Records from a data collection
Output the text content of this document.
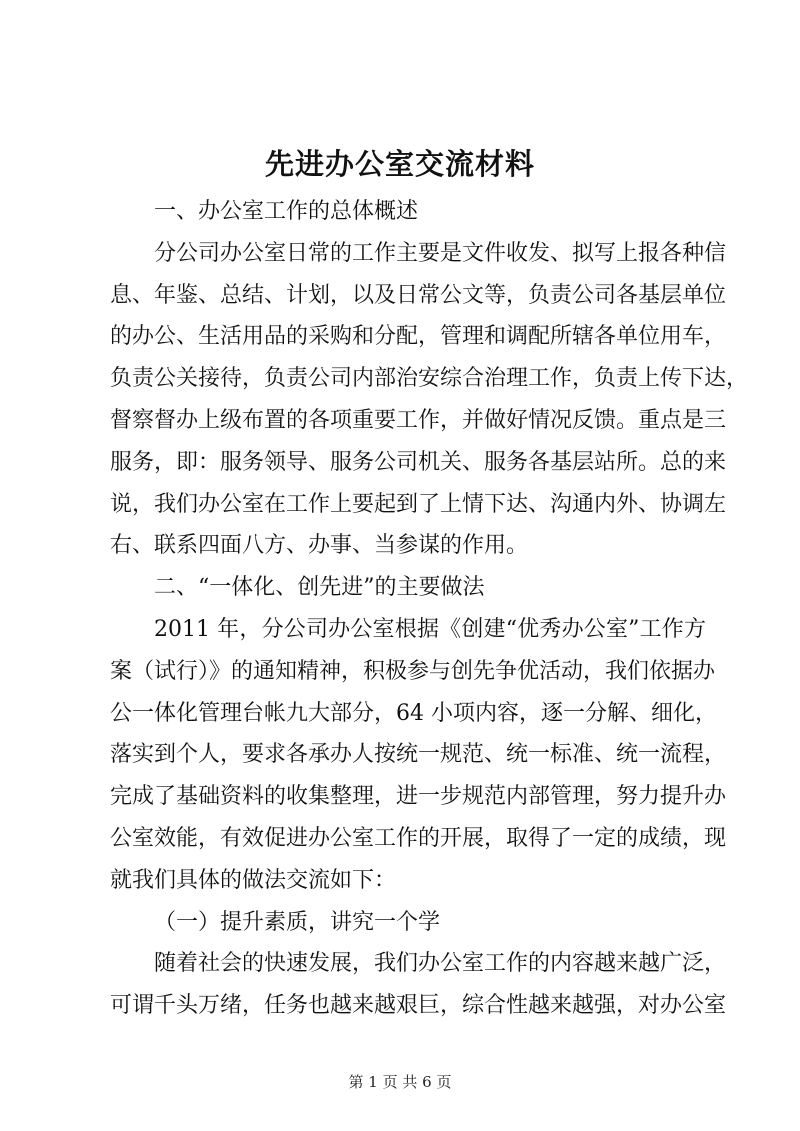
先进办公室交流材料
一、办公室工作的总体概述
分公司办公室日常的工作主要是文件收发、拟写上报各种信
息、年鉴、总结、计划，以及日常公文等，负责公司各基层单位
的办公、生活用品的采购和分配，管理和调配所辖各单位用车，
负责公关接待，负责公司内部治安综合治理工作，负责上传下达，
督察督办上级布置的各项重要工作，并做好情况反馈。重点是三
服务，即：服务领导、服务公司机关、服务各基层站所。总的来
说，我们办公室在工作上要起到了上情下达、沟通内外、协调左
右、联系四面八方、办事、当参谋的作用。
二、“一体化、创先进”的主要做法
2011 年，分公司办公室根据《创建“优秀办公室”工作方
案（试行）》的通知精神，积极参与创先争优活动，我们依据办
公一体化管理台帐九大部分，64 小项内容，逐一分解、细化，
落实到个人，要求各承办人按统一规范、统一标准、统一流程，
完成了基础资料的收集整理，进一步规范内部管理，努力提升办
公室效能，有效促进办公室工作的开展，取得了一定的成绩，现
就我们具体的做法交流如下：
（一）提升素质，讲究一个学
随着社会的快速发展，我们办公室工作的内容越来越广泛，
可谓千头万绪，任务也越来越艰巨，综合性越来越强，对办公室
第 1 页 共 6 页
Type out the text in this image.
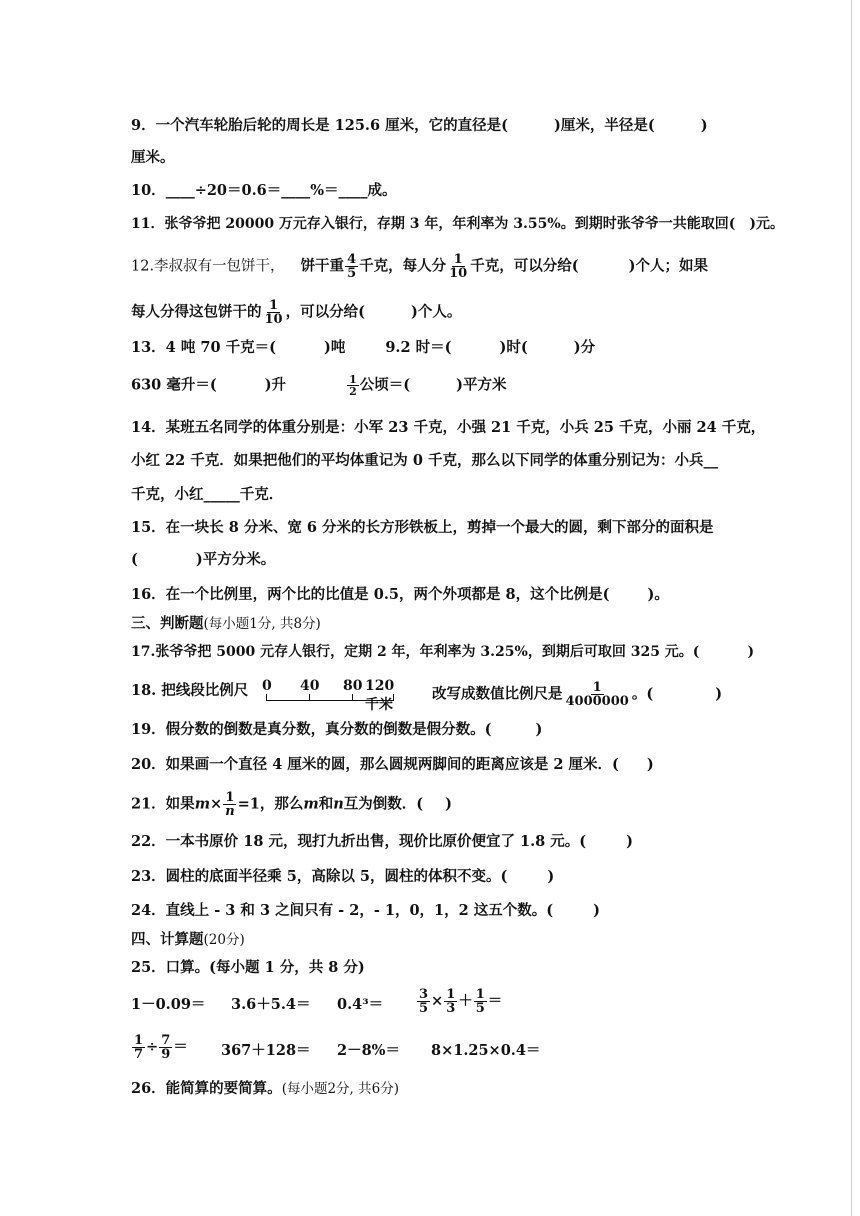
9．一个汽车轮胎后轮的周长是 125.6 厘米，它的直径是(	)厘米，半径是(	)
厘米。
10．____÷20＝0.6＝____%＝____成。
11．张爷爷把 20000 万元存入银行，存期 3 年，年利率为 3.55%。到期时张爷爷一共能取回(　)元。
12.李叔叔有一包饼干， 饼干重 $\frac{4}{5}$ 千克，每人分 $\frac{1}{10}$ 千克，可以分给(	)个人；如果
每人分得这包饼干的 $\frac{1}{10}$ ，可以分给(	)个人。
13．4 吨 70 千克＝(	)吨	9.2 时＝(	)时(	)分
630 毫升＝(	)升	$\frac{1}{2}$ 公顷＝(	)平方米
14．某班五名同学的体重分别是：小军 23 千克，小强 21 千克，小兵 25 千克，小丽 24 千克，
小红 22 千克．如果把他们的平均体重记为 0 千克，那么以下同学的体重分别记为：小兵__
千克，小红_____千克．
15．在一块长 8 分米、宽 6 分米的长方形铁板上，剪掉一个最大的圆，剩下部分的面积是
(	)平方分米。
16．在一个比例里，两个比的比值是 0.5，两个外项都是 8，这个比例是(	)。
三、判断题(每小题1分, 共8分)
17.张爷爷把 5000 元存人银行，定期 2 年，年利率为 3.25%，到期后可取回 325 元。(	)
18. 把线段比例尺 0 40 80 120千米
改写成数值比例尺是 $\frac{1}{4000000}$ 。(	)
19．假分数的倒数是真分数，真分数的倒数是假分数。(	)
20．如果画一个直径 4 厘米的圆，那么圆规两脚间的距离应该是 2 厘米．( )
21．如果$m\times \frac{1}{n} =1$，那么m和n互为倒数．( )
22．一本书原价 18 元，现打九折出售，现价比原价便宜了 1.8 元。(	)
23．圆柱的底面半径乘 5，高除以 5，圆柱的体积不变。(	)
24．直线上 - 3 和 3 之间只有 - 2，- 1，0，1，2 这五个数。(	)
四、计算题(20分)
25．口算。(每小题 1 分，共 8 分)
1－0.09＝ 3.6＋5.4＝ 0.4³＝	$\frac{3}{5} \times \frac{1}{3} + \frac{1}{5}$ ＝
$\frac{1}{7} \div \frac{7}{9} = 367+128= 2-8\%= 8\times 1.25\times 0.4=$
26．能简算的要简算。(每小题2分, 共6分)
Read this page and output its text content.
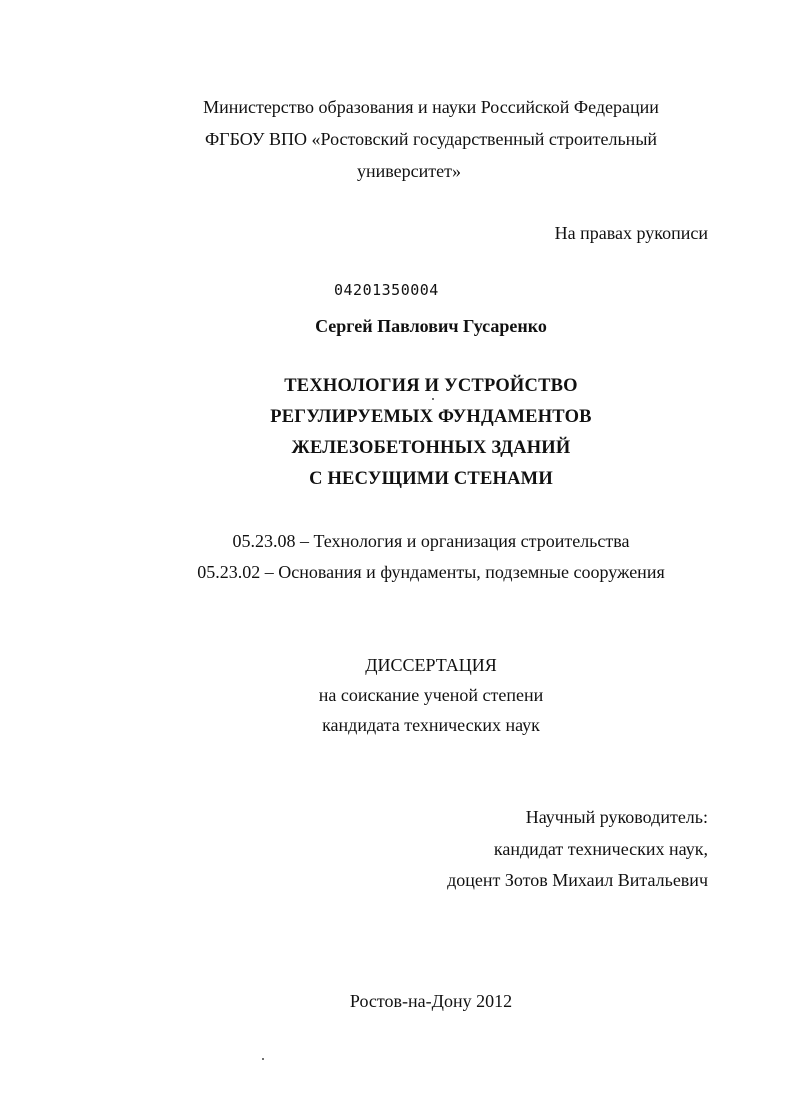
Министерство образования и науки Российской Федерации
ФГБОУ ВПО «Ростовский государственный строительный
университет»
На правах рукописи
04201350004
Сергей Павлович Гусаренко
ТЕХНОЛОГИЯ И УСТРОЙСТВО
РЕГУЛИРУЕМЫХ ФУНДАМЕНТОВ
ЖЕЛЕЗОБЕТОННЫХ ЗДАНИЙ
С НЕСУЩИМИ СТЕНАМИ
05.23.08 – Технология и организация строительства
05.23.02 – Основания и фундаменты, подземные сооружения
ДИССЕРТАЦИЯ
на соискание ученой степени
кандидата технических наук
Научный руководитель:
кандидат технических наук,
доцент Зотов Михаил Витальевич
Ростов-на-Дону 2012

GIVEN EXERCISE: Find the lines with the string "технических" and reproduce them.

FINAL ANSWER:
кандидата технических наук
кандидат технических наук,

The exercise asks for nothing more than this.